▶ **Records about charts and figures**
________________

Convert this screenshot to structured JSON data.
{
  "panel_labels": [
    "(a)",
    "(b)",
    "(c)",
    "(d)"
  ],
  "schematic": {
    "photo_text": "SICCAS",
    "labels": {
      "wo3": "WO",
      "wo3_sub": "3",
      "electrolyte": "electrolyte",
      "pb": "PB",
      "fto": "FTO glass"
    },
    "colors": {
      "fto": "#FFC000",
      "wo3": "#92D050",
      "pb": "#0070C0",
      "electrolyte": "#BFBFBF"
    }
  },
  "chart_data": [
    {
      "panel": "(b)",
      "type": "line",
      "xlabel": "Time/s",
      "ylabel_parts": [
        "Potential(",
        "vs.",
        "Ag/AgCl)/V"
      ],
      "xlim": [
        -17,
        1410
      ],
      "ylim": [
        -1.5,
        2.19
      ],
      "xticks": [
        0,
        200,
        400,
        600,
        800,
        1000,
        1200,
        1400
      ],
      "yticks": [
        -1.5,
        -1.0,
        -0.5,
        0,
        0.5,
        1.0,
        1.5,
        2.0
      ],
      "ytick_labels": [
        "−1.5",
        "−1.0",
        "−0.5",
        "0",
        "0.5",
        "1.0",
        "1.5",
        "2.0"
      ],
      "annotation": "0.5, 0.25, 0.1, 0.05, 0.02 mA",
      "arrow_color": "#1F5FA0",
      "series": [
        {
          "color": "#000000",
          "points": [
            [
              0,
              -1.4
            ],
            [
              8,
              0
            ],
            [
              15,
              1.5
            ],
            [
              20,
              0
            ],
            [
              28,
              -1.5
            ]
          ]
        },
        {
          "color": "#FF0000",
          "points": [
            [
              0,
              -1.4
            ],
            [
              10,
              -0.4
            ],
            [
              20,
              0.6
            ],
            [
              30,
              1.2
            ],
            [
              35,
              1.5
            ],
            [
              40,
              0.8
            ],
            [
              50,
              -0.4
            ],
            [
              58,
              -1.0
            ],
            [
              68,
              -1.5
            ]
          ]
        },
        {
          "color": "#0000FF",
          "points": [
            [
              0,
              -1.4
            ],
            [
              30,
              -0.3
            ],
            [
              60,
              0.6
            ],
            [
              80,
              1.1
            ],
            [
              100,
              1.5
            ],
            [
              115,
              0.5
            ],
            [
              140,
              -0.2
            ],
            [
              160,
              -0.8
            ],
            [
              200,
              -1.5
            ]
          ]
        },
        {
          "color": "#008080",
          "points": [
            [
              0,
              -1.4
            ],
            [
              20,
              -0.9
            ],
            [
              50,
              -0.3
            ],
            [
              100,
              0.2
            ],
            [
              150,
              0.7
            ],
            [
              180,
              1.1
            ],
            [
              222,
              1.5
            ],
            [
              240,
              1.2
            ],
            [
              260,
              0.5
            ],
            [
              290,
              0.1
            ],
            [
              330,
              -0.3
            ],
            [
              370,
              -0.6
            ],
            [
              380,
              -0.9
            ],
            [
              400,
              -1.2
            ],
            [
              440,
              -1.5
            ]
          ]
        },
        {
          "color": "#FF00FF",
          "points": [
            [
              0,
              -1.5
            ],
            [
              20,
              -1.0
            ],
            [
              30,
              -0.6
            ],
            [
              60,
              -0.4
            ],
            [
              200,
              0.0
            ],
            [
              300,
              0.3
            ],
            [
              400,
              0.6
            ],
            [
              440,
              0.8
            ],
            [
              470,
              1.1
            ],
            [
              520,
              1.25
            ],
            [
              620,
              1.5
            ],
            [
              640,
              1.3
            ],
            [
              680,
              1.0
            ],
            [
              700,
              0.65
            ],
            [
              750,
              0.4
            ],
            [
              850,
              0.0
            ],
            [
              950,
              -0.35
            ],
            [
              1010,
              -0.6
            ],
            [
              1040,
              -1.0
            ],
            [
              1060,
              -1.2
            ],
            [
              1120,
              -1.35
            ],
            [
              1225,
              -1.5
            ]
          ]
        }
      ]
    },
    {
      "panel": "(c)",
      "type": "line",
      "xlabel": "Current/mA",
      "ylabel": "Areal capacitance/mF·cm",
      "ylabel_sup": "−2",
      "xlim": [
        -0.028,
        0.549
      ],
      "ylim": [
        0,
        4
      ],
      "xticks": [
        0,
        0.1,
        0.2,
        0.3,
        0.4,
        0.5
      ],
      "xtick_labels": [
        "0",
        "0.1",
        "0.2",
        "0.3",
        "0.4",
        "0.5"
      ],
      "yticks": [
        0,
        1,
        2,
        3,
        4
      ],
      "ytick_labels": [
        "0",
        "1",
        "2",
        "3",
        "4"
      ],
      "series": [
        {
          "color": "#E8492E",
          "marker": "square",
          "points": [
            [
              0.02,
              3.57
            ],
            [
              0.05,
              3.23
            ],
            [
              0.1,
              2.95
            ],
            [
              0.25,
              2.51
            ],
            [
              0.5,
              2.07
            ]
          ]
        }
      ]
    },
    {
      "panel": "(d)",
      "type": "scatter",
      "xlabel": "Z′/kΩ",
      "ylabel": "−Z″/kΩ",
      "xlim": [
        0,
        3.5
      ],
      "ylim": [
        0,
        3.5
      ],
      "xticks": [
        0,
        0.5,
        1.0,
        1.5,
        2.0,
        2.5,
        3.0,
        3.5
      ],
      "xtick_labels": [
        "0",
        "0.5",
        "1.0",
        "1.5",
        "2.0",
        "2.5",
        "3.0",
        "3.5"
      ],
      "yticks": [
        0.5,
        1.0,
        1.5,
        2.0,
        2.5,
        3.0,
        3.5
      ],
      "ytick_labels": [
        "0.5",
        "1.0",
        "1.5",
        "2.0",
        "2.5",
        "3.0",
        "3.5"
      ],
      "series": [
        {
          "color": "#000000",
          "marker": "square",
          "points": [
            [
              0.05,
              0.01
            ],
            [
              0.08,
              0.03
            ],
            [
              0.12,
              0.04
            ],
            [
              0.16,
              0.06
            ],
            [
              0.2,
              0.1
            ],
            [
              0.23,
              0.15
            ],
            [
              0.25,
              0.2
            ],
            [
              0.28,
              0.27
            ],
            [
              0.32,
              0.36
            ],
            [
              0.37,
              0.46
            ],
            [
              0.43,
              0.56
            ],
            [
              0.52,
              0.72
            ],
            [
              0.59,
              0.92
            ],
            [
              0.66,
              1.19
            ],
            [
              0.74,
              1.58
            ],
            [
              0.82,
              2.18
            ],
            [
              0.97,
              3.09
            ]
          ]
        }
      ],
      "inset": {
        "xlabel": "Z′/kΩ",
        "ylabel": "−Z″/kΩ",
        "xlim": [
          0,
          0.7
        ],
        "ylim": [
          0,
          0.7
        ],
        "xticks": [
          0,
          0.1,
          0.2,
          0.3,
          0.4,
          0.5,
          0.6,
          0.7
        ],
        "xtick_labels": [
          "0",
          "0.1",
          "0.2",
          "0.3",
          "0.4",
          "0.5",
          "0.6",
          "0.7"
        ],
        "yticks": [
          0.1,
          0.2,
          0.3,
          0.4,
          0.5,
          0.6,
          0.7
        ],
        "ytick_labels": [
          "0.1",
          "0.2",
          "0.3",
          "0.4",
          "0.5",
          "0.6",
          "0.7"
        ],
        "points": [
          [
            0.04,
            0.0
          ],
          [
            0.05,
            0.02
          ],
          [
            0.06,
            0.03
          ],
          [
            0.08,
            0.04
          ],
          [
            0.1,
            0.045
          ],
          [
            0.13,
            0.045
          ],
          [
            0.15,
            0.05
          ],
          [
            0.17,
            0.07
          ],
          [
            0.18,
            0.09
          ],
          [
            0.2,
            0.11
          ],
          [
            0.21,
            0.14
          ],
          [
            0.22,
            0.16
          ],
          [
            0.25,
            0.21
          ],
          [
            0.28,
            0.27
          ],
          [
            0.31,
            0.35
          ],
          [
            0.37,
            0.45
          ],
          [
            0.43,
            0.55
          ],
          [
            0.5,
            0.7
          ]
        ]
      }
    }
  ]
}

________________

▶ **Problem**
Work out how many lines above contain the word "electrolyte". Give only the number.

▶ **Written answer**
2